TASK TO CARRY OUT
Gather the lines that hold the string "HEPA".

EXTRACTED MATERIAL
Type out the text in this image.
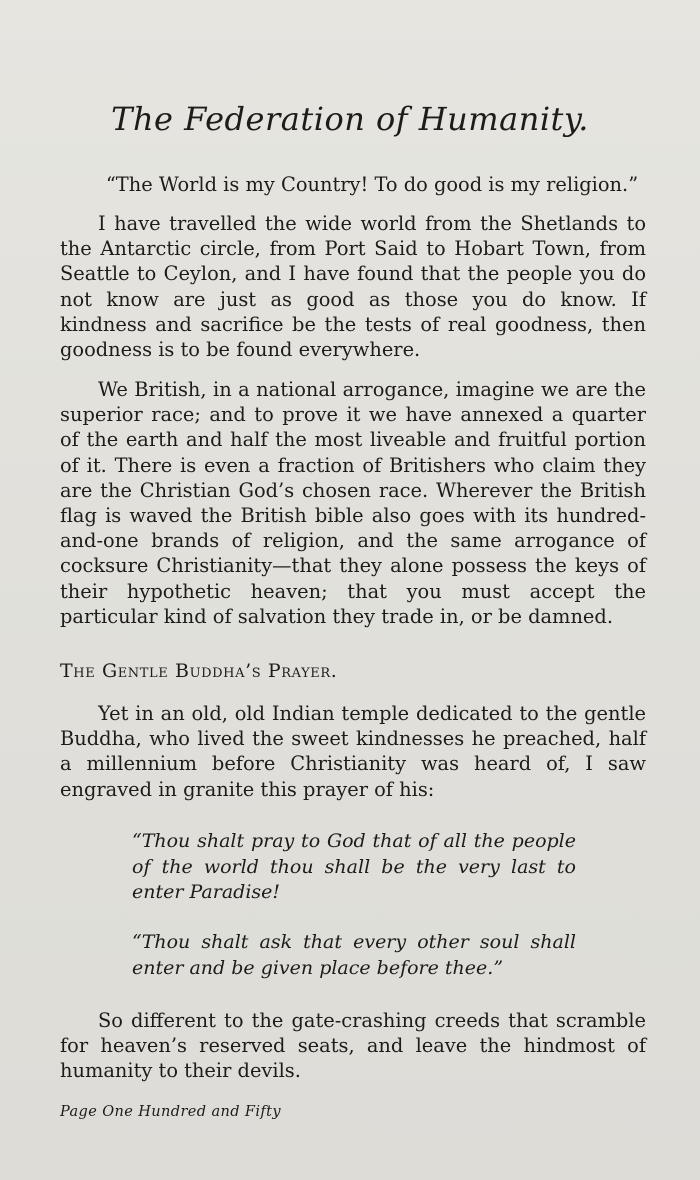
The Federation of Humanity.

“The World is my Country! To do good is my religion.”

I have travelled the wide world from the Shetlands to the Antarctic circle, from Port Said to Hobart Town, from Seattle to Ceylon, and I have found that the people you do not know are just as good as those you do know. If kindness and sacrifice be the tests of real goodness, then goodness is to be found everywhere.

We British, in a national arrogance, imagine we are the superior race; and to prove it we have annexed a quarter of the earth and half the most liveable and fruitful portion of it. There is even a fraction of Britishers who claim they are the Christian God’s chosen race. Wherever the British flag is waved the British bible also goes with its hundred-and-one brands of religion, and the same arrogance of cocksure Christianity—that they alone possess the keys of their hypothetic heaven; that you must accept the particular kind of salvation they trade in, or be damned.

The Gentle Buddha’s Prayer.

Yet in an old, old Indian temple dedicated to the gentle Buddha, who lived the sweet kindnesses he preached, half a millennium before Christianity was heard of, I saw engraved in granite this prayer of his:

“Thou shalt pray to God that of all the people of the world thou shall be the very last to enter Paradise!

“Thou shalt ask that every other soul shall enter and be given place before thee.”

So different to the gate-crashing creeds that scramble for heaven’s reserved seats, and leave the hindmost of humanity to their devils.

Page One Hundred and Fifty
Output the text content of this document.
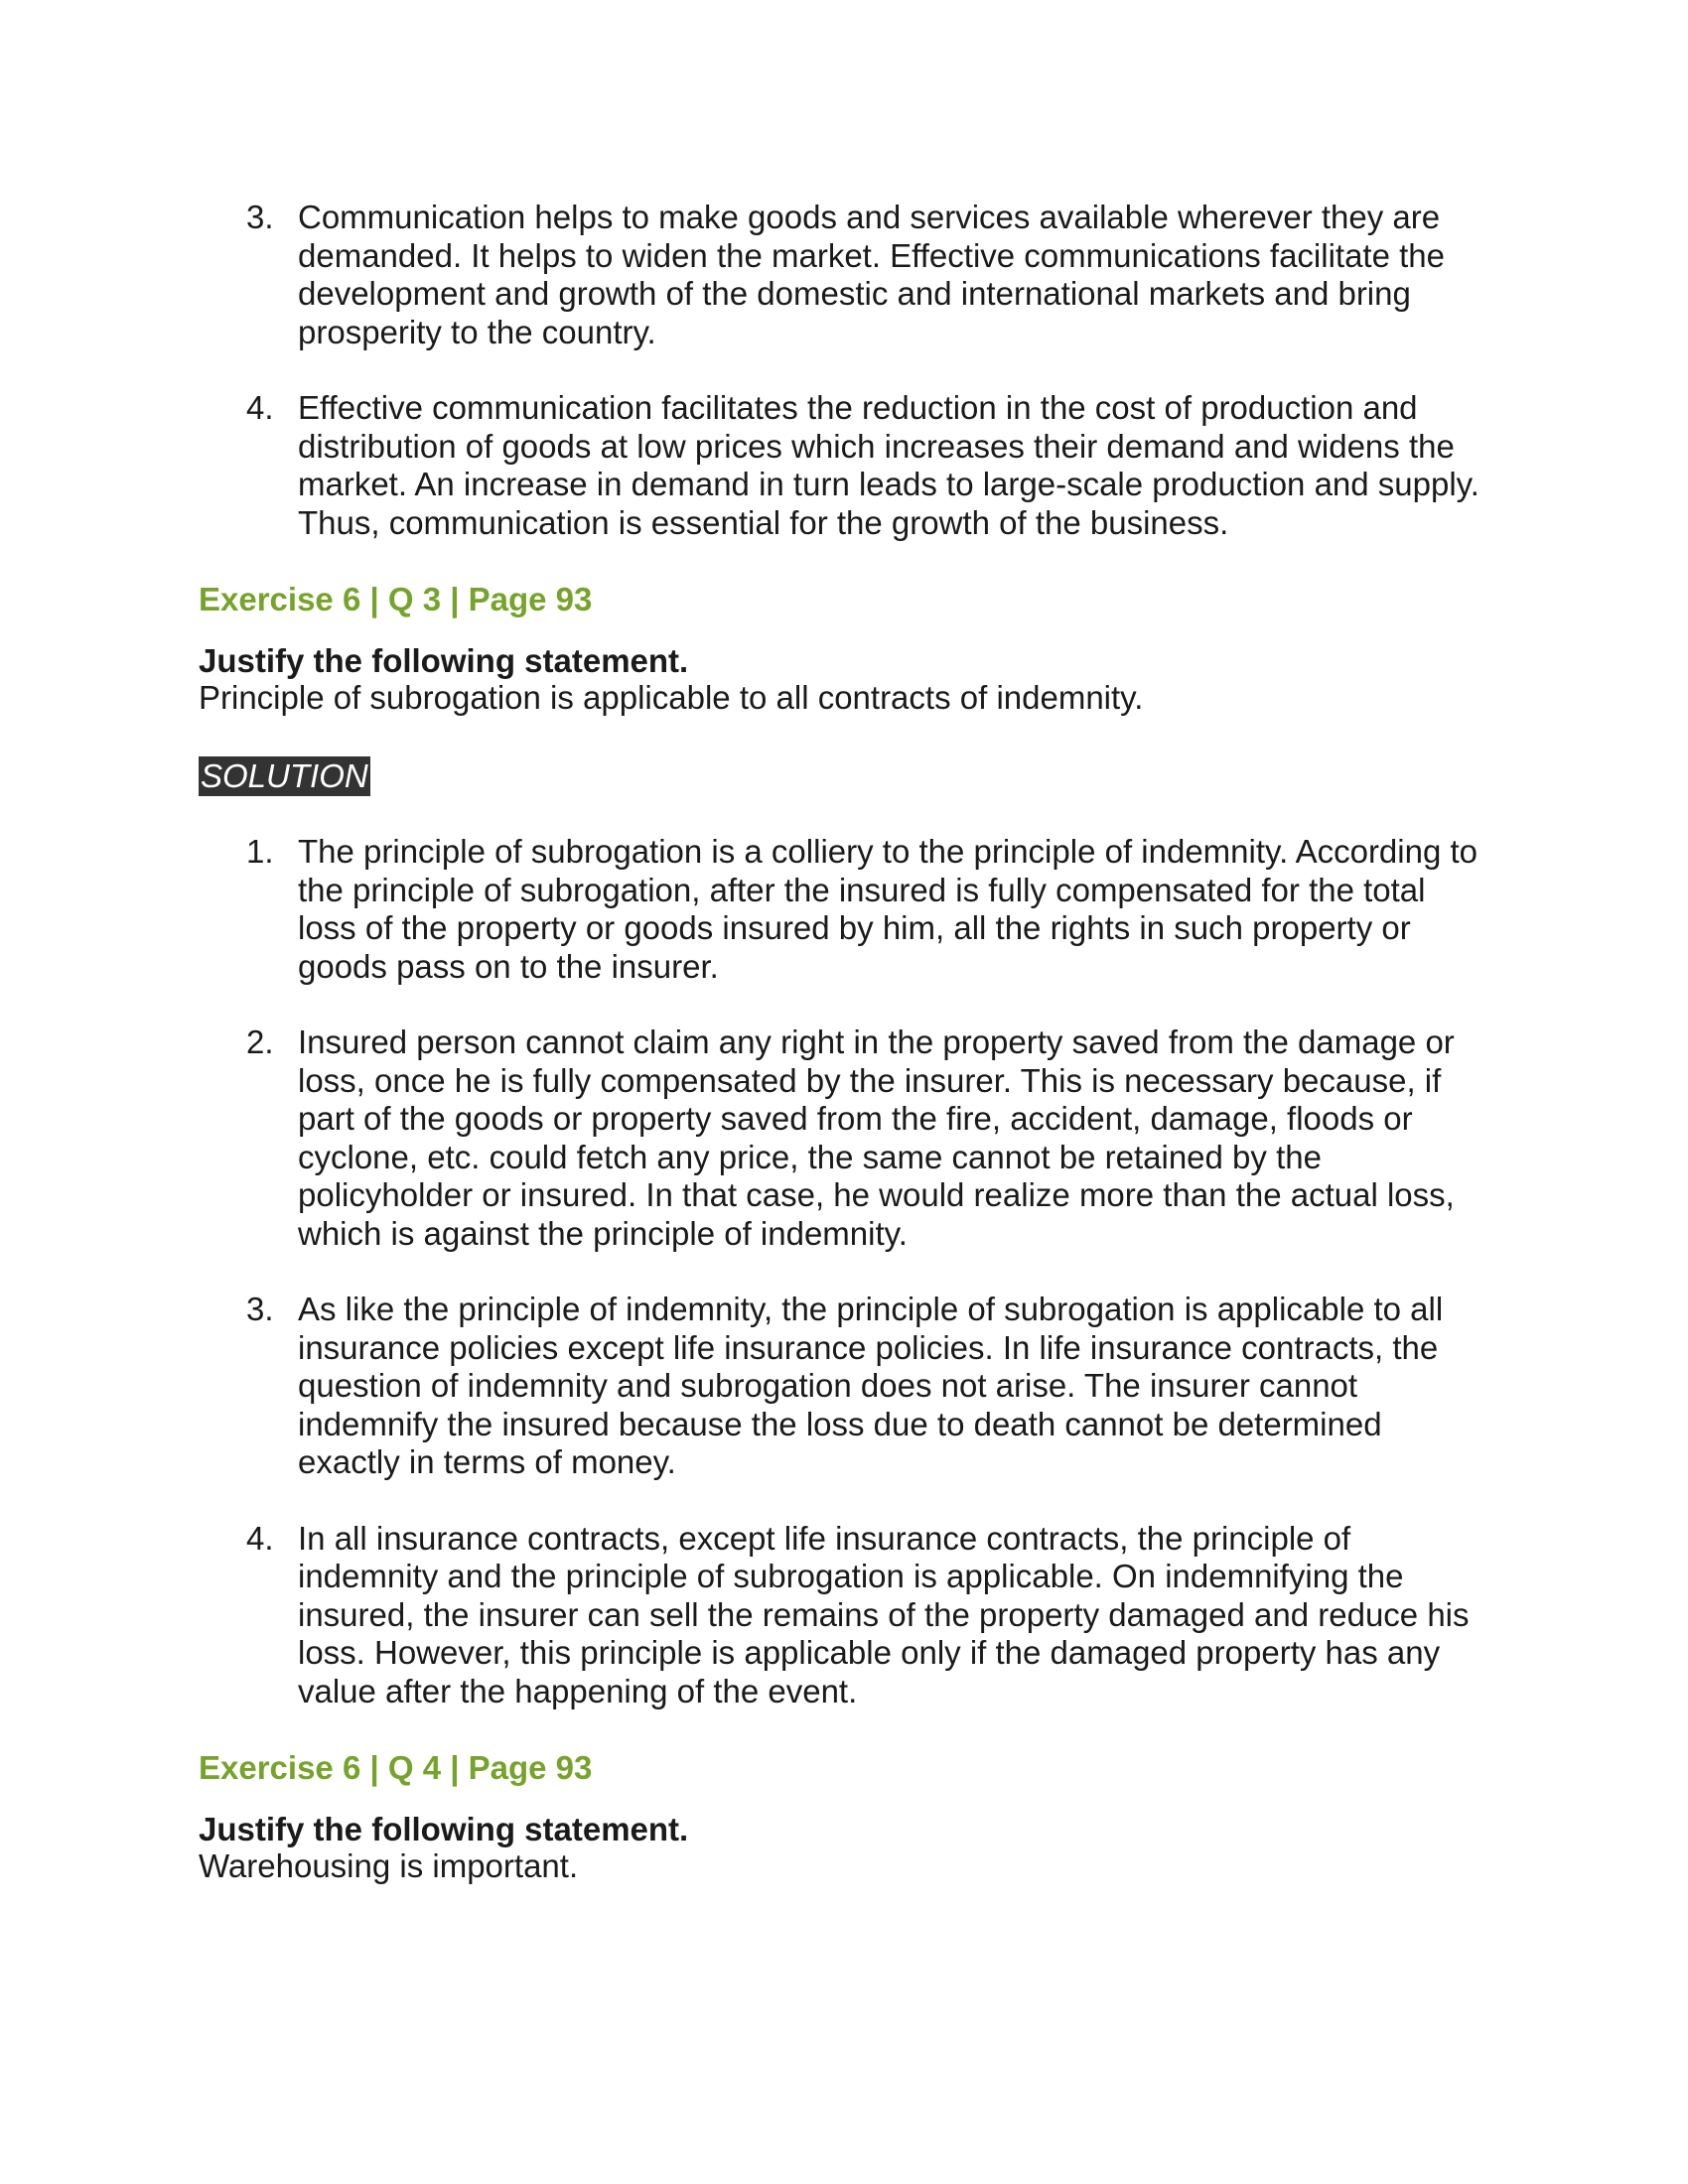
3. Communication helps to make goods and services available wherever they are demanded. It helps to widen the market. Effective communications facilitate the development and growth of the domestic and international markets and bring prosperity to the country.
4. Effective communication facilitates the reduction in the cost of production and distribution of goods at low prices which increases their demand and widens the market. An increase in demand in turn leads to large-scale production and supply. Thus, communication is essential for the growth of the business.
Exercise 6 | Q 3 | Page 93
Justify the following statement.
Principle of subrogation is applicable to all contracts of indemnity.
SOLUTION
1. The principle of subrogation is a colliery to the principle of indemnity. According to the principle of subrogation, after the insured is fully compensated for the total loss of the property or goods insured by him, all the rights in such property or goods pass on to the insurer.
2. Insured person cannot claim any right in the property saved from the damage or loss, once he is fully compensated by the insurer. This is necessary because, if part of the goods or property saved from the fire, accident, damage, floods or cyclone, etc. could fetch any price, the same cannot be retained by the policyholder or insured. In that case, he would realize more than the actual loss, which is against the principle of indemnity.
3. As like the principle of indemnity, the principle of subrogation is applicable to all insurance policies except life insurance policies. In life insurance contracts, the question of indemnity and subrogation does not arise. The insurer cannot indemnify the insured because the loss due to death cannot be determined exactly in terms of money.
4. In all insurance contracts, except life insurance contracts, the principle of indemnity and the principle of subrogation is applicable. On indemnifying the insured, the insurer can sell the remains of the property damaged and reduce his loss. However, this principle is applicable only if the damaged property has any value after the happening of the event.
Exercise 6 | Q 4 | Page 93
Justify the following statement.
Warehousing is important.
---
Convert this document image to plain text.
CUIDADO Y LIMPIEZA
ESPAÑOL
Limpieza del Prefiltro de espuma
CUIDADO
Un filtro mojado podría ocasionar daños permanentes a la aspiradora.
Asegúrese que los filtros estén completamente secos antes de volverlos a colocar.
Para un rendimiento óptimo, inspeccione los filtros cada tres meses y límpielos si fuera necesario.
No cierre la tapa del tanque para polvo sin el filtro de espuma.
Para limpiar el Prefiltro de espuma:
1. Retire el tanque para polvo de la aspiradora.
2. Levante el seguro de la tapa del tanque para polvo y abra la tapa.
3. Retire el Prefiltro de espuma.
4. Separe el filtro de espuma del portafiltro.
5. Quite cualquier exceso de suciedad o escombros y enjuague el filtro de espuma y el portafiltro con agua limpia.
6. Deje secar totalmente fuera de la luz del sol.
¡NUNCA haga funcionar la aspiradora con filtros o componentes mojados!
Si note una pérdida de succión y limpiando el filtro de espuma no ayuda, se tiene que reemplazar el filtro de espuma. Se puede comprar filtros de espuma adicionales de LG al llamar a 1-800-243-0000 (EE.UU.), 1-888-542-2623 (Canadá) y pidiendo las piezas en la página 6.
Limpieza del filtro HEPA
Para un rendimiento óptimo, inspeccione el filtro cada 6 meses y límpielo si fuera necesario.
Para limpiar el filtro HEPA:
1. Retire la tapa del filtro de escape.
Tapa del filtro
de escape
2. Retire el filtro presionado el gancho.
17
--
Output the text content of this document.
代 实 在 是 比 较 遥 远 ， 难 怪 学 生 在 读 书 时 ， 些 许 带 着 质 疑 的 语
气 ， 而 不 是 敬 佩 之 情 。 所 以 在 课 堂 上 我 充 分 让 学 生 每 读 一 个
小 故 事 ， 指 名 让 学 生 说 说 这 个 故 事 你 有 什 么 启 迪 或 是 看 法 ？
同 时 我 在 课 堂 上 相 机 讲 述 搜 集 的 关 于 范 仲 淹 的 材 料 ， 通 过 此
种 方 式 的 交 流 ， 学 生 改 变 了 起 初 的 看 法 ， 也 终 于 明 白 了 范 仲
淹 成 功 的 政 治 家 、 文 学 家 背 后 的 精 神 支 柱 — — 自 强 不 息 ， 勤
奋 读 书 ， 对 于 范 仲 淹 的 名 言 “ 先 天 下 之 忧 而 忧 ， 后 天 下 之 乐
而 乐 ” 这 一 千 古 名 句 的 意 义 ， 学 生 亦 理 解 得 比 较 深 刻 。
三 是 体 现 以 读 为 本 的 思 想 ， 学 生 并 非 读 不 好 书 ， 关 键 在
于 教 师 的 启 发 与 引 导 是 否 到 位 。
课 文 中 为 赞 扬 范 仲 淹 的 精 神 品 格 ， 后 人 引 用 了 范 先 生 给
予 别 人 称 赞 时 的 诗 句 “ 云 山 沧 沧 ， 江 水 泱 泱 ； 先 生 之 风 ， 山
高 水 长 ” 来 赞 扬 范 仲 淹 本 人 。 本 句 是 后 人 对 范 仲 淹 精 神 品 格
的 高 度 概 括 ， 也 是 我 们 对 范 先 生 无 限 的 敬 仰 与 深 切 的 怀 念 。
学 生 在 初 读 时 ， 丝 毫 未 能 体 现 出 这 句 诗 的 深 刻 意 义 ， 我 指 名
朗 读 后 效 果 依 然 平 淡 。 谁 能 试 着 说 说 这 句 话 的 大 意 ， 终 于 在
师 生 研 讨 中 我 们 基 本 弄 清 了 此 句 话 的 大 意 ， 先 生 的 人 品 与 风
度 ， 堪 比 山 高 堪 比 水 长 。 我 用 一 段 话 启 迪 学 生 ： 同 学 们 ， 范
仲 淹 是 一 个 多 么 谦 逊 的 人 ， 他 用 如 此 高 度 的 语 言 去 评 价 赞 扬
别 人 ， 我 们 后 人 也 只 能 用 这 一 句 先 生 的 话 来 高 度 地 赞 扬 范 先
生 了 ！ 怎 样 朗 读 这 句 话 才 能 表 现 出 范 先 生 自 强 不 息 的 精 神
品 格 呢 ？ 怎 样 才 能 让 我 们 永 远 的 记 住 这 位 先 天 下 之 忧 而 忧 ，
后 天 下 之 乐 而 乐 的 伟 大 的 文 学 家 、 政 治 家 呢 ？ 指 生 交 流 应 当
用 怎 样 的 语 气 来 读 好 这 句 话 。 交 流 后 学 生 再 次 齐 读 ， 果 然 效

RIGHT ANSWER
Limpieza del filtro HEPA
Para limpiar el filtro HEPA:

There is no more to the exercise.